Objective
Read the records below. Copy each line where the string "Horses" occurs.

== Dataset content ==

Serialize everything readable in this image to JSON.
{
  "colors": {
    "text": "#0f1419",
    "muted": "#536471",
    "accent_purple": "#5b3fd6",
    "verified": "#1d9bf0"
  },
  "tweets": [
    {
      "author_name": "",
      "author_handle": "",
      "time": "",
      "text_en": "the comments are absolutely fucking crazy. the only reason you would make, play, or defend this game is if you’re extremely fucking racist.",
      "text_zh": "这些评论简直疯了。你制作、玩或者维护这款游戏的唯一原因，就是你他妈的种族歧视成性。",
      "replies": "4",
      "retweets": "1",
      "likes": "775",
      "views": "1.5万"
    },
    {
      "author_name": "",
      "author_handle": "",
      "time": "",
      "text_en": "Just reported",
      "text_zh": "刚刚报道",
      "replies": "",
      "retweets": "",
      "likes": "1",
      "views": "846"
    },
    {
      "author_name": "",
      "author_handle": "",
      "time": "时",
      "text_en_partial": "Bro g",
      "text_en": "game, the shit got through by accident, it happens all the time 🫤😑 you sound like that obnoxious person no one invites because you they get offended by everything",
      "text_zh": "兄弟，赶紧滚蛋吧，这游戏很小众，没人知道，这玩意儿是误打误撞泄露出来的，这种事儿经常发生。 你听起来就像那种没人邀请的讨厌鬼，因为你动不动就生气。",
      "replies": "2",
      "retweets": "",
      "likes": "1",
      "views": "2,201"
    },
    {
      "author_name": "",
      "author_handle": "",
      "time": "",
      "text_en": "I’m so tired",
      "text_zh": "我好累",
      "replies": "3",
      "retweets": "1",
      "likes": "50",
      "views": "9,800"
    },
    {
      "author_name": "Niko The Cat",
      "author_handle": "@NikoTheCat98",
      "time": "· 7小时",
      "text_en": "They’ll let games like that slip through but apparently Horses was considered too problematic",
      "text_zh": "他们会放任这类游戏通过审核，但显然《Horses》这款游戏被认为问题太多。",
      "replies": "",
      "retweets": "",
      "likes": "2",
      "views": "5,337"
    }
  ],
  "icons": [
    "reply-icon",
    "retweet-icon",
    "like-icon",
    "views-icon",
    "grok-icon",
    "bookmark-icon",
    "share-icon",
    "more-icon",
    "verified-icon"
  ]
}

===

Output for this exercise
      "text_en": "They’ll let games like that slip through but apparently Horses was considered too problematic",
      "text_zh": "他们会放任这类游戏通过审核，但显然《Horses》这款游戏被认为问题太多。",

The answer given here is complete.